> **Aim**
Extract every line where the string "superuser" appears.

> **Given records**

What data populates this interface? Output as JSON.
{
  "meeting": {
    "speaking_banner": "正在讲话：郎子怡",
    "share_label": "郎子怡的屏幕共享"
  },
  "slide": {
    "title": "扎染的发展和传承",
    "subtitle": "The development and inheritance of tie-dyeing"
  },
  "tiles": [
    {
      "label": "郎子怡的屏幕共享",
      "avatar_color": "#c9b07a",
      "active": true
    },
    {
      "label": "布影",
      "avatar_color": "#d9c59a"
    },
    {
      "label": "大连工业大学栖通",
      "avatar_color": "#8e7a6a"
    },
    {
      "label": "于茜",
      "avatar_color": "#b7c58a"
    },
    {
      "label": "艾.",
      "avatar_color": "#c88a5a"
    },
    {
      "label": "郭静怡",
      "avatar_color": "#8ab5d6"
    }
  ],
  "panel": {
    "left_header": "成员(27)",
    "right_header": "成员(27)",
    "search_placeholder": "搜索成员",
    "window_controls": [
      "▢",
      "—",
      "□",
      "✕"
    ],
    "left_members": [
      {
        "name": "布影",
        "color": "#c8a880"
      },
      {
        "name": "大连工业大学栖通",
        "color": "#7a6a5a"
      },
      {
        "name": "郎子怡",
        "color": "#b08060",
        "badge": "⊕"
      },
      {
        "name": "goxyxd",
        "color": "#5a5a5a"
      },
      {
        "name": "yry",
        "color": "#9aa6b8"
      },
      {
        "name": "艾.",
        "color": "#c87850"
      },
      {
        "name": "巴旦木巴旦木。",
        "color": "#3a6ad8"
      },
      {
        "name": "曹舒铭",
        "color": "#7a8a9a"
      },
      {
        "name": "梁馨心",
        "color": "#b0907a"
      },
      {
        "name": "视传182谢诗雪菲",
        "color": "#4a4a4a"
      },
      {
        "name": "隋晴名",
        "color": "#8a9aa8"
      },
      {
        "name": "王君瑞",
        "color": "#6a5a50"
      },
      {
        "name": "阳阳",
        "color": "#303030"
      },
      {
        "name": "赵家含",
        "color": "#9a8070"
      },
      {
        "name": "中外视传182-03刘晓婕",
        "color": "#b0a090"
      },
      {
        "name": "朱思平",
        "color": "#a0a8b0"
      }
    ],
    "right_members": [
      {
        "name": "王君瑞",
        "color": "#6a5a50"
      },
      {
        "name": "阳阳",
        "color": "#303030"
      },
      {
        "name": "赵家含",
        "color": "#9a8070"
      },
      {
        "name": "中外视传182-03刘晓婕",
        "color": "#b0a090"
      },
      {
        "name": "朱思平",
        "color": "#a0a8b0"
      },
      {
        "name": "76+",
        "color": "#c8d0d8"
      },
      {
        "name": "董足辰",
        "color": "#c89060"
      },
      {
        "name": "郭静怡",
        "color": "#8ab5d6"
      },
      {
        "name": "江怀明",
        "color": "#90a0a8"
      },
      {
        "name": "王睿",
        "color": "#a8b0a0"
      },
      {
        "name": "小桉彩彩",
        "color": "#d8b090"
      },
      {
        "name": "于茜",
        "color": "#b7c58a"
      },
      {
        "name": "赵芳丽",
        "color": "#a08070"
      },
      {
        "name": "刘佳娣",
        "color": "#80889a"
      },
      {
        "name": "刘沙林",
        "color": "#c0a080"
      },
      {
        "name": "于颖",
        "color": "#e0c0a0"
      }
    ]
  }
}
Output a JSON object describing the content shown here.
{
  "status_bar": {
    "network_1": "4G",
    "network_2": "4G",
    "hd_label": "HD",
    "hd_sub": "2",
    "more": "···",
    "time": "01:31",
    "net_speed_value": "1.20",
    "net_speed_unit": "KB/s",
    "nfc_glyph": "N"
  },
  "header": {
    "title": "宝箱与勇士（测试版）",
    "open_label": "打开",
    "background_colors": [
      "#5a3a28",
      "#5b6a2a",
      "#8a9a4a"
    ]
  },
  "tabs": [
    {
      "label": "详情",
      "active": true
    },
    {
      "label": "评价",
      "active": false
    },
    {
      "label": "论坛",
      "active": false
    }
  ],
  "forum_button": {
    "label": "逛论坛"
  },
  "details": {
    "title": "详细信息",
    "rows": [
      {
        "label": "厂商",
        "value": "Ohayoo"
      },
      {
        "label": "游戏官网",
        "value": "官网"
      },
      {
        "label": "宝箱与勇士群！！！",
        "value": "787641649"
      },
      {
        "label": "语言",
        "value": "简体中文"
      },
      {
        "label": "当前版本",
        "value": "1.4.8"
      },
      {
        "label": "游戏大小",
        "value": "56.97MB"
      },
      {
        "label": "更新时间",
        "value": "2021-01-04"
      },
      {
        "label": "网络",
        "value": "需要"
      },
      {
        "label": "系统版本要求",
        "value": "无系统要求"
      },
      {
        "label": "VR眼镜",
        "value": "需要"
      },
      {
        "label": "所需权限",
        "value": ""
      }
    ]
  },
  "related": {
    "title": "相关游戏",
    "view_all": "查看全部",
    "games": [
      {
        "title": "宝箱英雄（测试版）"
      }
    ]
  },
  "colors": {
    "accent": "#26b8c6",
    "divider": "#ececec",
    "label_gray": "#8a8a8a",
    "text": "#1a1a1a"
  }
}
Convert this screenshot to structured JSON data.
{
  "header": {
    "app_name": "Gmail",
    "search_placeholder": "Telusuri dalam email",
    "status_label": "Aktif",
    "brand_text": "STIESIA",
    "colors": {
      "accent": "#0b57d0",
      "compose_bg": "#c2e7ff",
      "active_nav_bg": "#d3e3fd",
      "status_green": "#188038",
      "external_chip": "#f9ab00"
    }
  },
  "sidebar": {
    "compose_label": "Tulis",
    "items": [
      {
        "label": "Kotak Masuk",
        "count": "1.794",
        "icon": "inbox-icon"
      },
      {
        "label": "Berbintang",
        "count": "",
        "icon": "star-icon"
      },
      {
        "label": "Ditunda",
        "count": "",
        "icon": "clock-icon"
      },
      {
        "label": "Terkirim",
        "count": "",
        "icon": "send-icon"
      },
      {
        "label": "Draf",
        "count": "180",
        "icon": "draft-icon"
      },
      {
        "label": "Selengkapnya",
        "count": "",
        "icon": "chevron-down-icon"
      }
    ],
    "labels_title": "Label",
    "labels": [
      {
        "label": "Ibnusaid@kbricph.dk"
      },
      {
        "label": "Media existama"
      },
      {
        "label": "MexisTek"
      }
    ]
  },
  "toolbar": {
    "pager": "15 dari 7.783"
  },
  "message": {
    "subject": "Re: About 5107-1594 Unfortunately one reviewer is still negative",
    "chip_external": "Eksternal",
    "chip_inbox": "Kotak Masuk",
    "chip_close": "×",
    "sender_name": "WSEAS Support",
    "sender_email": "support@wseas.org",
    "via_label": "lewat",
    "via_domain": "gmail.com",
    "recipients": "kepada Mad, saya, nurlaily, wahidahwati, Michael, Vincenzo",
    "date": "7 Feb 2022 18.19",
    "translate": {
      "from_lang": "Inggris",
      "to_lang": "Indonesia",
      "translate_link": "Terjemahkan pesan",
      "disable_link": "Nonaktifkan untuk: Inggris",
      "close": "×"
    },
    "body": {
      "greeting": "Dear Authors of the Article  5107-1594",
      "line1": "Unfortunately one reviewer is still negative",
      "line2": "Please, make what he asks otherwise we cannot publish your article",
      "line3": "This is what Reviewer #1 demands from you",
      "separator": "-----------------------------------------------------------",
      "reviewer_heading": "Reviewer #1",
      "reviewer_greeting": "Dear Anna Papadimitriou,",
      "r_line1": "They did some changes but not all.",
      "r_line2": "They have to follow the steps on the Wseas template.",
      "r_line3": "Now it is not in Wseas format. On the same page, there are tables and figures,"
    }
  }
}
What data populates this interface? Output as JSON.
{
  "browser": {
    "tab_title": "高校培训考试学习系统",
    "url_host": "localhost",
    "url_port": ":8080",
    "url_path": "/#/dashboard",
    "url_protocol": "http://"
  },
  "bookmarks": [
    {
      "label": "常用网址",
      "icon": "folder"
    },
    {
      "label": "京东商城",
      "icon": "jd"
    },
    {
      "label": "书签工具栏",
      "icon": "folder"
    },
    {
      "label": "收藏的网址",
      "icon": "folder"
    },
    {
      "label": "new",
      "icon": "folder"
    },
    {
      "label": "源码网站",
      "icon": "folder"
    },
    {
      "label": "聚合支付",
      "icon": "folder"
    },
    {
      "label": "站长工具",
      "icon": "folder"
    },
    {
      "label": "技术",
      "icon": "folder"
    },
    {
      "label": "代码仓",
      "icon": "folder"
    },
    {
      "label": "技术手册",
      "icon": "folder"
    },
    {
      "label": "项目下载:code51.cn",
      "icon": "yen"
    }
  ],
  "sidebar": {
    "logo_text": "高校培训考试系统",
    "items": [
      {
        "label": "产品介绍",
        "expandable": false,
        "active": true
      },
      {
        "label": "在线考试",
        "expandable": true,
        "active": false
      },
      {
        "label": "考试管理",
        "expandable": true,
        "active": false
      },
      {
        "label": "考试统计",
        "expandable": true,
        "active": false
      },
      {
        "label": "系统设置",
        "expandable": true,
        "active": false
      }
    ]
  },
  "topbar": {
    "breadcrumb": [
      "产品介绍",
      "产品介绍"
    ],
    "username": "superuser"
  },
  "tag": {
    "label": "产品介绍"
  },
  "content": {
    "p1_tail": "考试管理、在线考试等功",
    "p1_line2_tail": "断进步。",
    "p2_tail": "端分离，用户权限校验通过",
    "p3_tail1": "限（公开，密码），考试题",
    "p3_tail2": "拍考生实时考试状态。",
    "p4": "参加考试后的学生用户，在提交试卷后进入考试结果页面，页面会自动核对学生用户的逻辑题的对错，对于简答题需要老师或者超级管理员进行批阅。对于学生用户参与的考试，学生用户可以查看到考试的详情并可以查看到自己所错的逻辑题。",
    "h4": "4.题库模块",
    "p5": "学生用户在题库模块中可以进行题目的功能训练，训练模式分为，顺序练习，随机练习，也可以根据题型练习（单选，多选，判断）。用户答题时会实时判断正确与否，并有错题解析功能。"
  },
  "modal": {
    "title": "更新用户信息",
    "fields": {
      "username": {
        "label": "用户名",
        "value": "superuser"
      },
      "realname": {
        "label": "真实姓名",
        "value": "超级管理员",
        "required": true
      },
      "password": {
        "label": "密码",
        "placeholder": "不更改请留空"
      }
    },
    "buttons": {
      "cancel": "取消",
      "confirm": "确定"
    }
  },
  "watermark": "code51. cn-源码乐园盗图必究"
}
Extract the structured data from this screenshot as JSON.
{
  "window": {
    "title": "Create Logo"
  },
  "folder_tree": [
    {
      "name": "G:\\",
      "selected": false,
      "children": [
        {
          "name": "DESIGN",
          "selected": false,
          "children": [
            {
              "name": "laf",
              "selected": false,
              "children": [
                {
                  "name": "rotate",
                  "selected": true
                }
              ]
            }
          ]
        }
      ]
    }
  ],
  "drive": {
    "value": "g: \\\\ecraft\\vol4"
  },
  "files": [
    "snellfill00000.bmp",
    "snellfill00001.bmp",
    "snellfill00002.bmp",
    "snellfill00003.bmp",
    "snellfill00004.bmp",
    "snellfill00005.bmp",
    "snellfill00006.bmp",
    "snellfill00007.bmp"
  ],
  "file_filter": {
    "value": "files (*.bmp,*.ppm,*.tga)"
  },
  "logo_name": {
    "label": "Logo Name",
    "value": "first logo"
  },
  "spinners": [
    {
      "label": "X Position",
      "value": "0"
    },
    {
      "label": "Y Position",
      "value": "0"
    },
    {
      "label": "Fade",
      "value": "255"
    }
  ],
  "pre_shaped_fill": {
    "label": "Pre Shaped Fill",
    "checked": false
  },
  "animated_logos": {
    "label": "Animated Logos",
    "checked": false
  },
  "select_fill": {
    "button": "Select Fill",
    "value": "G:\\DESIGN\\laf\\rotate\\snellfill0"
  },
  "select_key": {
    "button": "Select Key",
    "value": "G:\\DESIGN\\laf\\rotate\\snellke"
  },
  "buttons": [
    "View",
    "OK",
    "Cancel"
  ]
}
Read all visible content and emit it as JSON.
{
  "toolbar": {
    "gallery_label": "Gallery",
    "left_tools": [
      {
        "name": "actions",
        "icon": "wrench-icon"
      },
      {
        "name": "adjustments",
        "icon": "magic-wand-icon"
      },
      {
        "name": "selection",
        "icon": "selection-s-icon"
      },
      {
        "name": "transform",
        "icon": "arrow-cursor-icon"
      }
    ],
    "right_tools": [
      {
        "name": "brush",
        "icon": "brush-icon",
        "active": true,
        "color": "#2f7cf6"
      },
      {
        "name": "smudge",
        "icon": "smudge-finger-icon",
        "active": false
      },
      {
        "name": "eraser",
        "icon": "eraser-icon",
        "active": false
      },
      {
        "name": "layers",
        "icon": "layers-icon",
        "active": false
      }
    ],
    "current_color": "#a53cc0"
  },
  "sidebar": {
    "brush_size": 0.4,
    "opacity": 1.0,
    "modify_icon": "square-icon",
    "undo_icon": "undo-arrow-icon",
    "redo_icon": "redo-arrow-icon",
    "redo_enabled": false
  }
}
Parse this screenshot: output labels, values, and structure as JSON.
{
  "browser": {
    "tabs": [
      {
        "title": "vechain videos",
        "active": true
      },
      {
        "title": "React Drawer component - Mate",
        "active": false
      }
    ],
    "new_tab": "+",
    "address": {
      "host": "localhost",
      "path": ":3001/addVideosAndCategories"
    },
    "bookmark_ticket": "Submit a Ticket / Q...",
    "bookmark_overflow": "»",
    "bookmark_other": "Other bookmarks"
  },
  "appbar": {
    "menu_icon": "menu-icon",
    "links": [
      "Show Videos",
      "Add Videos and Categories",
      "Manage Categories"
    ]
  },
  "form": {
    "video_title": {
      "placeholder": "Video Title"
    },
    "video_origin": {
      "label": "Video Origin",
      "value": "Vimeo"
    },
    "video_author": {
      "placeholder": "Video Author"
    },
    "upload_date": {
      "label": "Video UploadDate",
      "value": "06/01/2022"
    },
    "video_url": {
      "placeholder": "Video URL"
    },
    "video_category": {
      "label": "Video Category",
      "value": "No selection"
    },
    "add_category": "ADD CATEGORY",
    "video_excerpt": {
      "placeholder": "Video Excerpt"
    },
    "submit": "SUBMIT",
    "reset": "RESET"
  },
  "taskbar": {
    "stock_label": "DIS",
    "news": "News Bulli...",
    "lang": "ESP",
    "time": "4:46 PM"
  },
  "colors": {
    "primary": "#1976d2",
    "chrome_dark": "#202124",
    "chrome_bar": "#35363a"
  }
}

> **Worked answer**
    "username": "superuser"
        "value": "superuser"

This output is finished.